• [EXERCISE REQUIREMENTS]: Repeat what the lines below say, word for word, and skip every image.

• [DATA SUPPLIED]:
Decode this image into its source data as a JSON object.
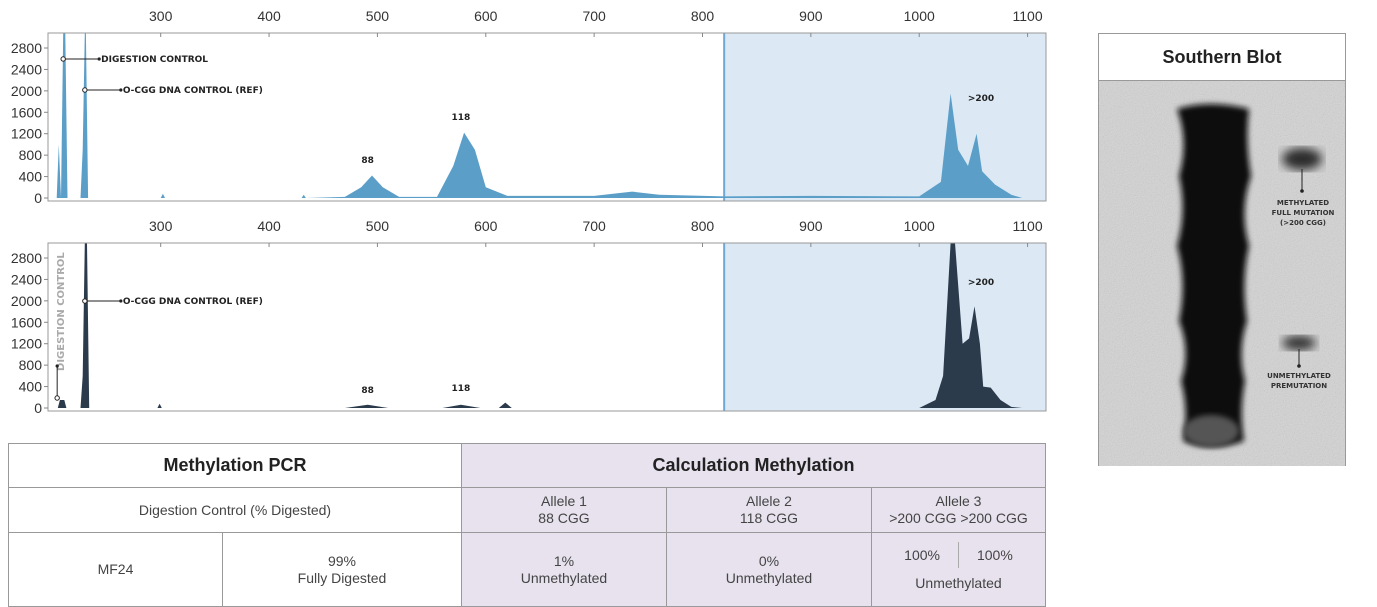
{
  "chart_data": [
    {
      "type": "area",
      "color": "#5b9fc9",
      "xlim": [
        196,
        1117
      ],
      "xticks": [
        300,
        400,
        500,
        600,
        700,
        800,
        900,
        1000,
        1100
      ],
      "ylim": [
        0,
        3080
      ],
      "yticks": [
        0,
        400,
        800,
        1200,
        1600,
        2000,
        2400,
        2800
      ],
      "highlight_xlim": [
        820,
        1117
      ],
      "highlight_color": "#dce9f4",
      "x": [
        196,
        204,
        206,
        208,
        210,
        212,
        214,
        226,
        228,
        230,
        231,
        233,
        300,
        302,
        304,
        430,
        432,
        434,
        470,
        485,
        495,
        505,
        520,
        555,
        570,
        580,
        590,
        600,
        620,
        700,
        735,
        760,
        820,
        900,
        1000,
        1020,
        1029,
        1036,
        1045,
        1053,
        1058,
        1070,
        1085,
        1095,
        1117
      ],
      "values": [
        0,
        0,
        1000,
        0,
        3080,
        3080,
        0,
        0,
        900,
        3080,
        3080,
        0,
        0,
        80,
        0,
        0,
        60,
        0,
        20,
        200,
        420,
        200,
        20,
        20,
        600,
        1220,
        900,
        200,
        40,
        40,
        120,
        60,
        30,
        40,
        30,
        300,
        1950,
        900,
        600,
        1200,
        500,
        250,
        60,
        0,
        0
      ],
      "annotations": [
        {
          "text": "DIGESTION CONTROL",
          "x": 210,
          "y": 2595,
          "leader": true
        },
        {
          "text": "O-CGG DNA CONTROL (REF)",
          "x": 230,
          "y": 2016,
          "leader": true
        },
        {
          "text": "88",
          "x": 491,
          "y": 653
        },
        {
          "text": "118",
          "x": 577,
          "y": 1456
        },
        {
          "text": ">200",
          "x": 1057,
          "y": 1810
        }
      ]
    },
    {
      "type": "area",
      "color": "#2b3b4c",
      "xlim": [
        196,
        1117
      ],
      "xticks": [
        300,
        400,
        500,
        600,
        700,
        800,
        900,
        1000,
        1100
      ],
      "ylim": [
        0,
        3080
      ],
      "yticks": [
        0,
        400,
        800,
        1200,
        1600,
        2000,
        2400,
        2800
      ],
      "highlight_xlim": [
        820,
        1117
      ],
      "highlight_color": "#dce9f4",
      "x": [
        196,
        205,
        207,
        211,
        213,
        226,
        228,
        230,
        232,
        234,
        297,
        299,
        301,
        470,
        491,
        510,
        560,
        577,
        595,
        612,
        618,
        624,
        1000,
        1015,
        1022,
        1029,
        1033,
        1040,
        1046,
        1051,
        1056,
        1059,
        1066,
        1075,
        1085,
        1095,
        1117
      ],
      "values": [
        0,
        0,
        150,
        150,
        0,
        0,
        600,
        3080,
        3080,
        0,
        0,
        80,
        0,
        0,
        60,
        0,
        0,
        60,
        0,
        0,
        100,
        0,
        0,
        150,
        600,
        3080,
        3080,
        1200,
        1300,
        1900,
        1200,
        400,
        380,
        150,
        20,
        0,
        0
      ],
      "annotations": [
        {
          "text": "DIGESTION CONTROL",
          "x": 210,
          "y": 1800,
          "vertical": true
        },
        {
          "text": "O-CGG DNA CONTROL (REF)",
          "x": 230,
          "y": 1997,
          "leader": true
        },
        {
          "text": "88",
          "x": 491,
          "y": 280
        },
        {
          "text": "118",
          "x": 577,
          "y": 317
        },
        {
          "text": ">200",
          "x": 1057,
          "y": 2296
        }
      ]
    }
  ],
  "table": {
    "header": [
      "Methylation PCR",
      "Calculation Methylation"
    ],
    "subheader": {
      "digestion": "Digestion Control (% Digested)",
      "alleles": [
        [
          "Allele 1",
          "88 CGG"
        ],
        [
          "Allele 2",
          "118 CGG"
        ],
        [
          "Allele 3",
          ">200 CGG >200 CGG"
        ]
      ]
    },
    "row": {
      "sample": "MF24",
      "digested": [
        "99%",
        "Fully Digested"
      ],
      "allele1": [
        "1%",
        "Unmethylated"
      ],
      "allele2": [
        "0%",
        "Unmethylated"
      ],
      "allele3": [
        "100%",
        "100%",
        "Unmethylated"
      ]
    }
  },
  "southern_blot": {
    "title": "Southern Blot",
    "full_mutation_label": [
      "METHYLATED",
      "FULL MUTATION",
      "(>200 CGG)"
    ],
    "premutation_label": [
      "UNMETHYLATED",
      "PREMUTATION"
    ]
  }
}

• [OUTPUT]:
Decode this image into its source data as a JSON object.
{
  "chart_data": [
    {
      "type": "area",
      "color": "#5b9fc9",
      "xlim": [
        196,
        1117
      ],
      "xticks": [
        300,
        400,
        500,
        600,
        700,
        800,
        900,
        1000,
        1100
      ],
      "ylim": [
        0,
        3080
      ],
      "yticks": [
        0,
        400,
        800,
        1200,
        1600,
        2000,
        2400,
        2800
      ],
      "highlight_xlim": [
        820,
        1117
      ],
      "highlight_color": "#dce9f4",
      "x": [
        196,
        204,
        206,
        208,
        210,
        212,
        214,
        226,
        228,
        230,
        231,
        233,
        300,
        302,
        304,
        430,
        432,
        434,
        470,
        485,
        495,
        505,
        520,
        555,
        570,
        580,
        590,
        600,
        620,
        700,
        735,
        760,
        820,
        900,
        1000,
        1020,
        1029,
        1036,
        1045,
        1053,
        1058,
        1070,
        1085,
        1095,
        1117
      ],
      "values": [
        0,
        0,
        1000,
        0,
        3080,
        3080,
        0,
        0,
        900,
        3080,
        3080,
        0,
        0,
        80,
        0,
        0,
        60,
        0,
        20,
        200,
        420,
        200,
        20,
        20,
        600,
        1220,
        900,
        200,
        40,
        40,
        120,
        60,
        30,
        40,
        30,
        300,
        1950,
        900,
        600,
        1200,
        500,
        250,
        60,
        0,
        0
      ],
      "annotations": [
        {
          "text": "DIGESTION CONTROL",
          "x": 210,
          "y": 2595,
          "leader": true
        },
        {
          "text": "O-CGG DNA CONTROL (REF)",
          "x": 230,
          "y": 2016,
          "leader": true
        },
        {
          "text": "88",
          "x": 491,
          "y": 653
        },
        {
          "text": "118",
          "x": 577,
          "y": 1456
        },
        {
          "text": ">200",
          "x": 1057,
          "y": 1810
        }
      ]
    },
    {
      "type": "area",
      "color": "#2b3b4c",
      "xlim": [
        196,
        1117
      ],
      "xticks": [
        300,
        400,
        500,
        600,
        700,
        800,
        900,
        1000,
        1100
      ],
      "ylim": [
        0,
        3080
      ],
      "yticks": [
        0,
        400,
        800,
        1200,
        1600,
        2000,
        2400,
        2800
      ],
      "highlight_xlim": [
        820,
        1117
      ],
      "highlight_color": "#dce9f4",
      "x": [
        196,
        205,
        207,
        211,
        213,
        226,
        228,
        230,
        232,
        234,
        297,
        299,
        301,
        470,
        491,
        510,
        560,
        577,
        595,
        612,
        618,
        624,
        1000,
        1015,
        1022,
        1029,
        1033,
        1040,
        1046,
        1051,
        1056,
        1059,
        1066,
        1075,
        1085,
        1095,
        1117
      ],
      "values": [
        0,
        0,
        150,
        150,
        0,
        0,
        600,
        3080,
        3080,
        0,
        0,
        80,
        0,
        0,
        60,
        0,
        0,
        60,
        0,
        0,
        100,
        0,
        0,
        150,
        600,
        3080,
        3080,
        1200,
        1300,
        1900,
        1200,
        400,
        380,
        150,
        20,
        0,
        0
      ],
      "annotations": [
        {
          "text": "DIGESTION CONTROL",
          "x": 210,
          "y": 1800,
          "vertical": true
        },
        {
          "text": "O-CGG DNA CONTROL (REF)",
          "x": 230,
          "y": 1997,
          "leader": true
        },
        {
          "text": "88",
          "x": 491,
          "y": 280
        },
        {
          "text": "118",
          "x": 577,
          "y": 317
        },
        {
          "text": ">200",
          "x": 1057,
          "y": 2296
        }
      ]
    }
  ],
  "table": {
    "header": [
      "Methylation PCR",
      "Calculation Methylation"
    ],
    "subheader": {
      "digestion": "Digestion Control (% Digested)",
      "alleles": [
        [
          "Allele 1",
          "88 CGG"
        ],
        [
          "Allele 2",
          "118 CGG"
        ],
        [
          "Allele 3",
          ">200 CGG >200 CGG"
        ]
      ]
    },
    "row": {
      "sample": "MF24",
      "digested": [
        "99%",
        "Fully Digested"
      ],
      "allele1": [
        "1%",
        "Unmethylated"
      ],
      "allele2": [
        "0%",
        "Unmethylated"
      ],
      "allele3": [
        "100%",
        "100%",
        "Unmethylated"
      ]
    }
  },
  "southern_blot": {
    "title": "Southern Blot",
    "full_mutation_label": [
      "METHYLATED",
      "FULL MUTATION",
      "(>200 CGG)"
    ],
    "premutation_label": [
      "UNMETHYLATED",
      "PREMUTATION"
    ]
  }
}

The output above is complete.